● **What to work on**
Repeat every line of the data exactly, but not the pictures.

● **Record extracts**
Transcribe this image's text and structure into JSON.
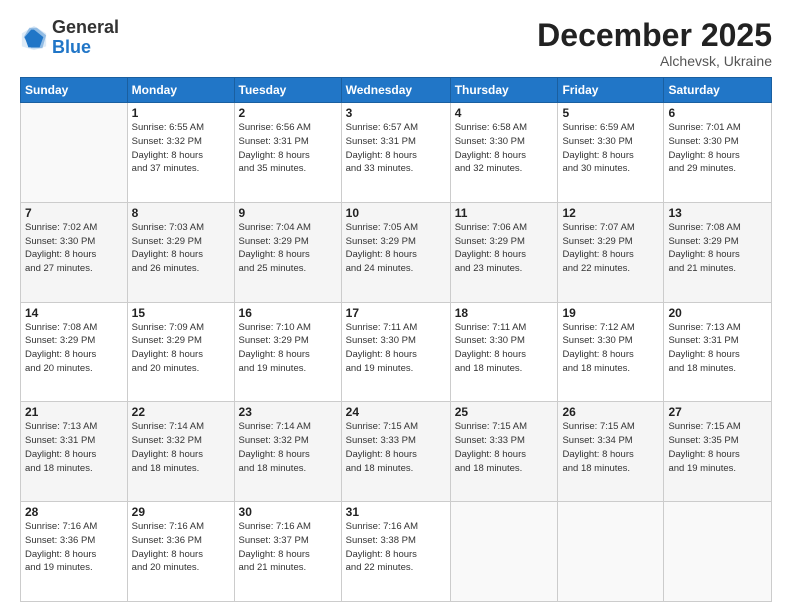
{
  "logo": {
    "general": "General",
    "blue": "Blue"
  },
  "header": {
    "month": "December 2025",
    "location": "Alchevsk, Ukraine"
  },
  "days_of_week": [
    "Sunday",
    "Monday",
    "Tuesday",
    "Wednesday",
    "Thursday",
    "Friday",
    "Saturday"
  ],
  "weeks": [
    [
      {
        "day": "",
        "info": ""
      },
      {
        "day": "1",
        "info": "Sunrise: 6:55 AM\nSunset: 3:32 PM\nDaylight: 8 hours\nand 37 minutes."
      },
      {
        "day": "2",
        "info": "Sunrise: 6:56 AM\nSunset: 3:31 PM\nDaylight: 8 hours\nand 35 minutes."
      },
      {
        "day": "3",
        "info": "Sunrise: 6:57 AM\nSunset: 3:31 PM\nDaylight: 8 hours\nand 33 minutes."
      },
      {
        "day": "4",
        "info": "Sunrise: 6:58 AM\nSunset: 3:30 PM\nDaylight: 8 hours\nand 32 minutes."
      },
      {
        "day": "5",
        "info": "Sunrise: 6:59 AM\nSunset: 3:30 PM\nDaylight: 8 hours\nand 30 minutes."
      },
      {
        "day": "6",
        "info": "Sunrise: 7:01 AM\nSunset: 3:30 PM\nDaylight: 8 hours\nand 29 minutes."
      }
    ],
    [
      {
        "day": "7",
        "info": "Sunrise: 7:02 AM\nSunset: 3:30 PM\nDaylight: 8 hours\nand 27 minutes."
      },
      {
        "day": "8",
        "info": "Sunrise: 7:03 AM\nSunset: 3:29 PM\nDaylight: 8 hours\nand 26 minutes."
      },
      {
        "day": "9",
        "info": "Sunrise: 7:04 AM\nSunset: 3:29 PM\nDaylight: 8 hours\nand 25 minutes."
      },
      {
        "day": "10",
        "info": "Sunrise: 7:05 AM\nSunset: 3:29 PM\nDaylight: 8 hours\nand 24 minutes."
      },
      {
        "day": "11",
        "info": "Sunrise: 7:06 AM\nSunset: 3:29 PM\nDaylight: 8 hours\nand 23 minutes."
      },
      {
        "day": "12",
        "info": "Sunrise: 7:07 AM\nSunset: 3:29 PM\nDaylight: 8 hours\nand 22 minutes."
      },
      {
        "day": "13",
        "info": "Sunrise: 7:08 AM\nSunset: 3:29 PM\nDaylight: 8 hours\nand 21 minutes."
      }
    ],
    [
      {
        "day": "14",
        "info": "Sunrise: 7:08 AM\nSunset: 3:29 PM\nDaylight: 8 hours\nand 20 minutes."
      },
      {
        "day": "15",
        "info": "Sunrise: 7:09 AM\nSunset: 3:29 PM\nDaylight: 8 hours\nand 20 minutes."
      },
      {
        "day": "16",
        "info": "Sunrise: 7:10 AM\nSunset: 3:29 PM\nDaylight: 8 hours\nand 19 minutes."
      },
      {
        "day": "17",
        "info": "Sunrise: 7:11 AM\nSunset: 3:30 PM\nDaylight: 8 hours\nand 19 minutes."
      },
      {
        "day": "18",
        "info": "Sunrise: 7:11 AM\nSunset: 3:30 PM\nDaylight: 8 hours\nand 18 minutes."
      },
      {
        "day": "19",
        "info": "Sunrise: 7:12 AM\nSunset: 3:30 PM\nDaylight: 8 hours\nand 18 minutes."
      },
      {
        "day": "20",
        "info": "Sunrise: 7:13 AM\nSunset: 3:31 PM\nDaylight: 8 hours\nand 18 minutes."
      }
    ],
    [
      {
        "day": "21",
        "info": "Sunrise: 7:13 AM\nSunset: 3:31 PM\nDaylight: 8 hours\nand 18 minutes."
      },
      {
        "day": "22",
        "info": "Sunrise: 7:14 AM\nSunset: 3:32 PM\nDaylight: 8 hours\nand 18 minutes."
      },
      {
        "day": "23",
        "info": "Sunrise: 7:14 AM\nSunset: 3:32 PM\nDaylight: 8 hours\nand 18 minutes."
      },
      {
        "day": "24",
        "info": "Sunrise: 7:15 AM\nSunset: 3:33 PM\nDaylight: 8 hours\nand 18 minutes."
      },
      {
        "day": "25",
        "info": "Sunrise: 7:15 AM\nSunset: 3:33 PM\nDaylight: 8 hours\nand 18 minutes."
      },
      {
        "day": "26",
        "info": "Sunrise: 7:15 AM\nSunset: 3:34 PM\nDaylight: 8 hours\nand 18 minutes."
      },
      {
        "day": "27",
        "info": "Sunrise: 7:15 AM\nSunset: 3:35 PM\nDaylight: 8 hours\nand 19 minutes."
      }
    ],
    [
      {
        "day": "28",
        "info": "Sunrise: 7:16 AM\nSunset: 3:36 PM\nDaylight: 8 hours\nand 19 minutes."
      },
      {
        "day": "29",
        "info": "Sunrise: 7:16 AM\nSunset: 3:36 PM\nDaylight: 8 hours\nand 20 minutes."
      },
      {
        "day": "30",
        "info": "Sunrise: 7:16 AM\nSunset: 3:37 PM\nDaylight: 8 hours\nand 21 minutes."
      },
      {
        "day": "31",
        "info": "Sunrise: 7:16 AM\nSunset: 3:38 PM\nDaylight: 8 hours\nand 22 minutes."
      },
      {
        "day": "",
        "info": ""
      },
      {
        "day": "",
        "info": ""
      },
      {
        "day": "",
        "info": ""
      }
    ]
  ]
}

● **Result of this exercise**
Transcribe this image's text and structure into JSON.
{
  "logo": {
    "general": "General",
    "blue": "Blue"
  },
  "header": {
    "month": "December 2025",
    "location": "Alchevsk, Ukraine"
  },
  "days_of_week": [
    "Sunday",
    "Monday",
    "Tuesday",
    "Wednesday",
    "Thursday",
    "Friday",
    "Saturday"
  ],
  "weeks": [
    [
      {
        "day": "",
        "info": ""
      },
      {
        "day": "1",
        "info": "Sunrise: 6:55 AM\nSunset: 3:32 PM\nDaylight: 8 hours\nand 37 minutes."
      },
      {
        "day": "2",
        "info": "Sunrise: 6:56 AM\nSunset: 3:31 PM\nDaylight: 8 hours\nand 35 minutes."
      },
      {
        "day": "3",
        "info": "Sunrise: 6:57 AM\nSunset: 3:31 PM\nDaylight: 8 hours\nand 33 minutes."
      },
      {
        "day": "4",
        "info": "Sunrise: 6:58 AM\nSunset: 3:30 PM\nDaylight: 8 hours\nand 32 minutes."
      },
      {
        "day": "5",
        "info": "Sunrise: 6:59 AM\nSunset: 3:30 PM\nDaylight: 8 hours\nand 30 minutes."
      },
      {
        "day": "6",
        "info": "Sunrise: 7:01 AM\nSunset: 3:30 PM\nDaylight: 8 hours\nand 29 minutes."
      }
    ],
    [
      {
        "day": "7",
        "info": "Sunrise: 7:02 AM\nSunset: 3:30 PM\nDaylight: 8 hours\nand 27 minutes."
      },
      {
        "day": "8",
        "info": "Sunrise: 7:03 AM\nSunset: 3:29 PM\nDaylight: 8 hours\nand 26 minutes."
      },
      {
        "day": "9",
        "info": "Sunrise: 7:04 AM\nSunset: 3:29 PM\nDaylight: 8 hours\nand 25 minutes."
      },
      {
        "day": "10",
        "info": "Sunrise: 7:05 AM\nSunset: 3:29 PM\nDaylight: 8 hours\nand 24 minutes."
      },
      {
        "day": "11",
        "info": "Sunrise: 7:06 AM\nSunset: 3:29 PM\nDaylight: 8 hours\nand 23 minutes."
      },
      {
        "day": "12",
        "info": "Sunrise: 7:07 AM\nSunset: 3:29 PM\nDaylight: 8 hours\nand 22 minutes."
      },
      {
        "day": "13",
        "info": "Sunrise: 7:08 AM\nSunset: 3:29 PM\nDaylight: 8 hours\nand 21 minutes."
      }
    ],
    [
      {
        "day": "14",
        "info": "Sunrise: 7:08 AM\nSunset: 3:29 PM\nDaylight: 8 hours\nand 20 minutes."
      },
      {
        "day": "15",
        "info": "Sunrise: 7:09 AM\nSunset: 3:29 PM\nDaylight: 8 hours\nand 20 minutes."
      },
      {
        "day": "16",
        "info": "Sunrise: 7:10 AM\nSunset: 3:29 PM\nDaylight: 8 hours\nand 19 minutes."
      },
      {
        "day": "17",
        "info": "Sunrise: 7:11 AM\nSunset: 3:30 PM\nDaylight: 8 hours\nand 19 minutes."
      },
      {
        "day": "18",
        "info": "Sunrise: 7:11 AM\nSunset: 3:30 PM\nDaylight: 8 hours\nand 18 minutes."
      },
      {
        "day": "19",
        "info": "Sunrise: 7:12 AM\nSunset: 3:30 PM\nDaylight: 8 hours\nand 18 minutes."
      },
      {
        "day": "20",
        "info": "Sunrise: 7:13 AM\nSunset: 3:31 PM\nDaylight: 8 hours\nand 18 minutes."
      }
    ],
    [
      {
        "day": "21",
        "info": "Sunrise: 7:13 AM\nSunset: 3:31 PM\nDaylight: 8 hours\nand 18 minutes."
      },
      {
        "day": "22",
        "info": "Sunrise: 7:14 AM\nSunset: 3:32 PM\nDaylight: 8 hours\nand 18 minutes."
      },
      {
        "day": "23",
        "info": "Sunrise: 7:14 AM\nSunset: 3:32 PM\nDaylight: 8 hours\nand 18 minutes."
      },
      {
        "day": "24",
        "info": "Sunrise: 7:15 AM\nSunset: 3:33 PM\nDaylight: 8 hours\nand 18 minutes."
      },
      {
        "day": "25",
        "info": "Sunrise: 7:15 AM\nSunset: 3:33 PM\nDaylight: 8 hours\nand 18 minutes."
      },
      {
        "day": "26",
        "info": "Sunrise: 7:15 AM\nSunset: 3:34 PM\nDaylight: 8 hours\nand 18 minutes."
      },
      {
        "day": "27",
        "info": "Sunrise: 7:15 AM\nSunset: 3:35 PM\nDaylight: 8 hours\nand 19 minutes."
      }
    ],
    [
      {
        "day": "28",
        "info": "Sunrise: 7:16 AM\nSunset: 3:36 PM\nDaylight: 8 hours\nand 19 minutes."
      },
      {
        "day": "29",
        "info": "Sunrise: 7:16 AM\nSunset: 3:36 PM\nDaylight: 8 hours\nand 20 minutes."
      },
      {
        "day": "30",
        "info": "Sunrise: 7:16 AM\nSunset: 3:37 PM\nDaylight: 8 hours\nand 21 minutes."
      },
      {
        "day": "31",
        "info": "Sunrise: 7:16 AM\nSunset: 3:38 PM\nDaylight: 8 hours\nand 22 minutes."
      },
      {
        "day": "",
        "info": ""
      },
      {
        "day": "",
        "info": ""
      },
      {
        "day": "",
        "info": ""
      }
    ]
  ]
}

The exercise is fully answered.